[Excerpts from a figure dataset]
>>>>>

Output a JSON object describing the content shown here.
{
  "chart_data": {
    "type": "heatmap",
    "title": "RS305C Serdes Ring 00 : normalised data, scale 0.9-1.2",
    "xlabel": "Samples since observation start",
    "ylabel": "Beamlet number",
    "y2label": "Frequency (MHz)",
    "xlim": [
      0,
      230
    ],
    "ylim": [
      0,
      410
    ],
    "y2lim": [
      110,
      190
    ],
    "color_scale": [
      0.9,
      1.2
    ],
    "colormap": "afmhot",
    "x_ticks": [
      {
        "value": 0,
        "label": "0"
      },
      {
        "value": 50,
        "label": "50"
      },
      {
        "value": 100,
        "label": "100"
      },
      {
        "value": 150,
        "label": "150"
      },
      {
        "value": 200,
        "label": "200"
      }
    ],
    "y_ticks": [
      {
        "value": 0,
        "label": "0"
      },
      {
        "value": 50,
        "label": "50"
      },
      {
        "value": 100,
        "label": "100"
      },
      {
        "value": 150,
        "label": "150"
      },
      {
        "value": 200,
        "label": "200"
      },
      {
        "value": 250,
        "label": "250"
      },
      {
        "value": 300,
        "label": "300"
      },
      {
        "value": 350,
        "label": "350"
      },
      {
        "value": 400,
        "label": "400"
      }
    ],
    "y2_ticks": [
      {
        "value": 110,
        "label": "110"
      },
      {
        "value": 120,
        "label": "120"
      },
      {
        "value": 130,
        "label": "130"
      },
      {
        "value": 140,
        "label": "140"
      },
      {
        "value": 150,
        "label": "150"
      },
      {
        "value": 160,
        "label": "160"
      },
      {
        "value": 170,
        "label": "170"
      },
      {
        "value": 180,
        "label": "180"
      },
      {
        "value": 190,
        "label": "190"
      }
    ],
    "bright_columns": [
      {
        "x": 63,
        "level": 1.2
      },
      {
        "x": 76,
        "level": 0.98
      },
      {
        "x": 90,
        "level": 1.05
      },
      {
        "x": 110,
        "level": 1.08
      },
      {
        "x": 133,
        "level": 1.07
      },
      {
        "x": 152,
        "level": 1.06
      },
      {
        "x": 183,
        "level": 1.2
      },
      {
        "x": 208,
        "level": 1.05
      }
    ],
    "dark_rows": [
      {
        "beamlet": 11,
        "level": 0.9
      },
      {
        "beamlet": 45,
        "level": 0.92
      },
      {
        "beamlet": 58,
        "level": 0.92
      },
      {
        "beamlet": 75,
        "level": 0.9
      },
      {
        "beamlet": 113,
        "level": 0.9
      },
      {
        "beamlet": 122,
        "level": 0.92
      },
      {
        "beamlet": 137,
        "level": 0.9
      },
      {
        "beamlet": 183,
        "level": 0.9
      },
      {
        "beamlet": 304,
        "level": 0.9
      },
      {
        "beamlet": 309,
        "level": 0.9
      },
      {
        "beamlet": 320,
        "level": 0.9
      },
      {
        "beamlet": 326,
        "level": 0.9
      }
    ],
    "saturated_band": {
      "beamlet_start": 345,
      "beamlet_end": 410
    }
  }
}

<<<<<

Quote each line of the data above exactly as written.

Output a JSON object describing the content shown here.
{
  "chart_data": {
    "type": "heatmap",
    "title": "RS305C Serdes Ring 00 : normalised data, scale 0.9-1.2",
    "xlabel": "Samples since observation start",
    "ylabel": "Beamlet number",
    "y2label": "Frequency (MHz)",
    "xlim": [
      0,
      230
    ],
    "ylim": [
      0,
      410
    ],
    "y2lim": [
      110,
      190
    ],
    "color_scale": [
      0.9,
      1.2
    ],
    "colormap": "afmhot",
    "x_ticks": [
      {
        "value": 0,
        "label": "0"
      },
      {
        "value": 50,
        "label": "50"
      },
      {
        "value": 100,
        "label": "100"
      },
      {
        "value": 150,
        "label": "150"
      },
      {
        "value": 200,
        "label": "200"
      }
    ],
    "y_ticks": [
      {
        "value": 0,
        "label": "0"
      },
      {
        "value": 50,
        "label": "50"
      },
      {
        "value": 100,
        "label": "100"
      },
      {
        "value": 150,
        "label": "150"
      },
      {
        "value": 200,
        "label": "200"
      },
      {
        "value": 250,
        "label": "250"
      },
      {
        "value": 300,
        "label": "300"
      },
      {
        "value": 350,
        "label": "350"
      },
      {
        "value": 400,
        "label": "400"
      }
    ],
    "y2_ticks": [
      {
        "value": 110,
        "label": "110"
      },
      {
        "value": 120,
        "label": "120"
      },
      {
        "value": 130,
        "label": "130"
      },
      {
        "value": 140,
        "label": "140"
      },
      {
        "value": 150,
        "label": "150"
      },
      {
        "value": 160,
        "label": "160"
      },
      {
        "value": 170,
        "label": "170"
      },
      {
        "value": 180,
        "label": "180"
      },
      {
        "value": 190,
        "label": "190"
      }
    ],
    "bright_columns": [
      {
        "x": 63,
        "level": 1.2
      },
      {
        "x": 76,
        "level": 0.98
      },
      {
        "x": 90,
        "level": 1.05
      },
      {
        "x": 110,
        "level": 1.08
      },
      {
        "x": 133,
        "level": 1.07
      },
      {
        "x": 152,
        "level": 1.06
      },
      {
        "x": 183,
        "level": 1.2
      },
      {
        "x": 208,
        "level": 1.05
      }
    ],
    "dark_rows": [
      {
        "beamlet": 11,
        "level": 0.9
      },
      {
        "beamlet": 45,
        "level": 0.92
      },
      {
        "beamlet": 58,
        "level": 0.92
      },
      {
        "beamlet": 75,
        "level": 0.9
      },
      {
        "beamlet": 113,
        "level": 0.9
      },
      {
        "beamlet": 122,
        "level": 0.92
      },
      {
        "beamlet": 137,
        "level": 0.9
      },
      {
        "beamlet": 183,
        "level": 0.9
      },
      {
        "beamlet": 304,
        "level": 0.9
      },
      {
        "beamlet": 309,
        "level": 0.9
      },
      {
        "beamlet": 320,
        "level": 0.9
      },
      {
        "beamlet": 326,
        "level": 0.9
      }
    ],
    "saturated_band": {
      "beamlet_start": 345,
      "beamlet_end": 410
    }
  }
}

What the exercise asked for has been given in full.